### Problem:
Below is a block of records: output all of them exactly and leave out the pictures.

### Input for this task:
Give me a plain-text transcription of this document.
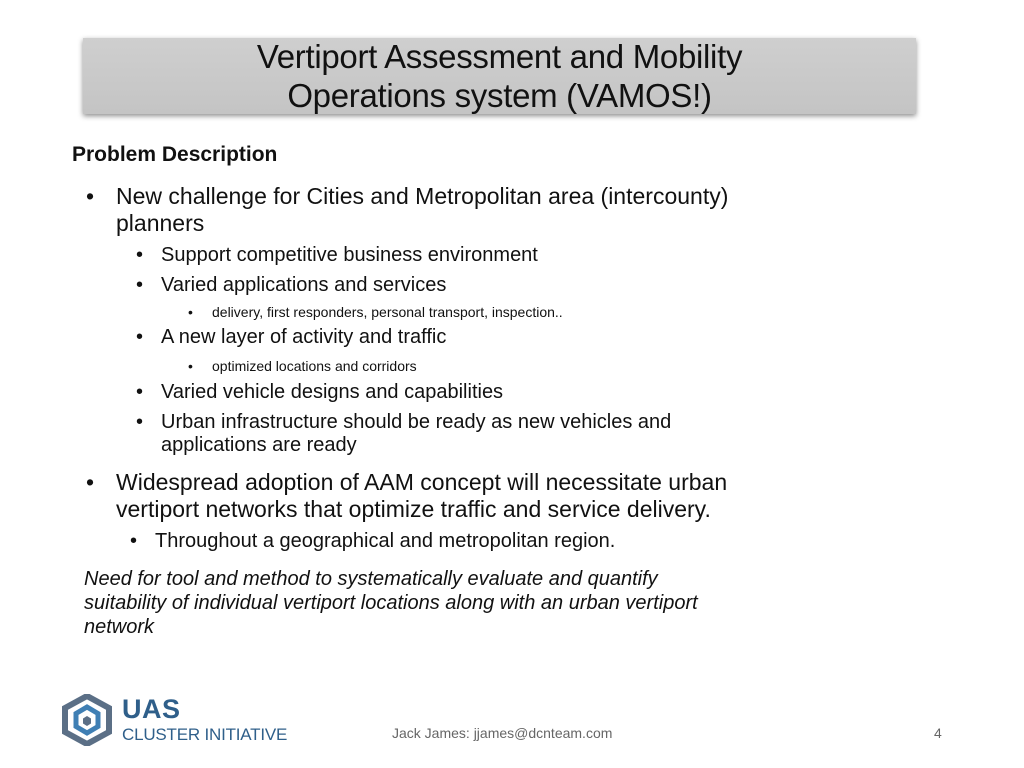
Vertiport Assessment and Mobility
Operations system (VAMOS!)
Problem Description
• New challenge for Cities and Metropolitan area (intercounty)
planners
• Support competitive business environment
• Varied applications and services
• delivery, first responders, personal transport, inspection..
• A new layer of activity and traffic
• optimized locations and corridors
• Varied vehicle designs and capabilities
• Urban infrastructure should be ready as new vehicles and
applications are ready
• Widespread adoption of AAM concept will necessitate urban
vertiport networks that optimize traffic and service delivery.
• Throughout a geographical and metropolitan region.
Need for tool and method to systematically evaluate and quantify
suitability of individual vertiport locations along with an urban vertiport
network
UAS
CLUSTER INITIATIVE	Jack James: jjames@dcnteam.com	4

### Answer to this problem:
Give me a plain-text transcription of this document.
Vertiport Assessment and Mobility
Operations system (VAMOS!)
Problem Description
• New challenge for Cities and Metropolitan area (intercounty)
planners
• Support competitive business environment
• Varied applications and services
• delivery, first responders, personal transport, inspection..
• A new layer of activity and traffic
• optimized locations and corridors
• Varied vehicle designs and capabilities
• Urban infrastructure should be ready as new vehicles and
applications are ready
• Widespread adoption of AAM concept will necessitate urban
vertiport networks that optimize traffic and service delivery.
• Throughout a geographical and metropolitan region.
Need for tool and method to systematically evaluate and quantify
suitability of individual vertiport locations along with an urban vertiport
network
UAS
CLUSTER INITIATIVE	Jack James: jjames@dcnteam.com	4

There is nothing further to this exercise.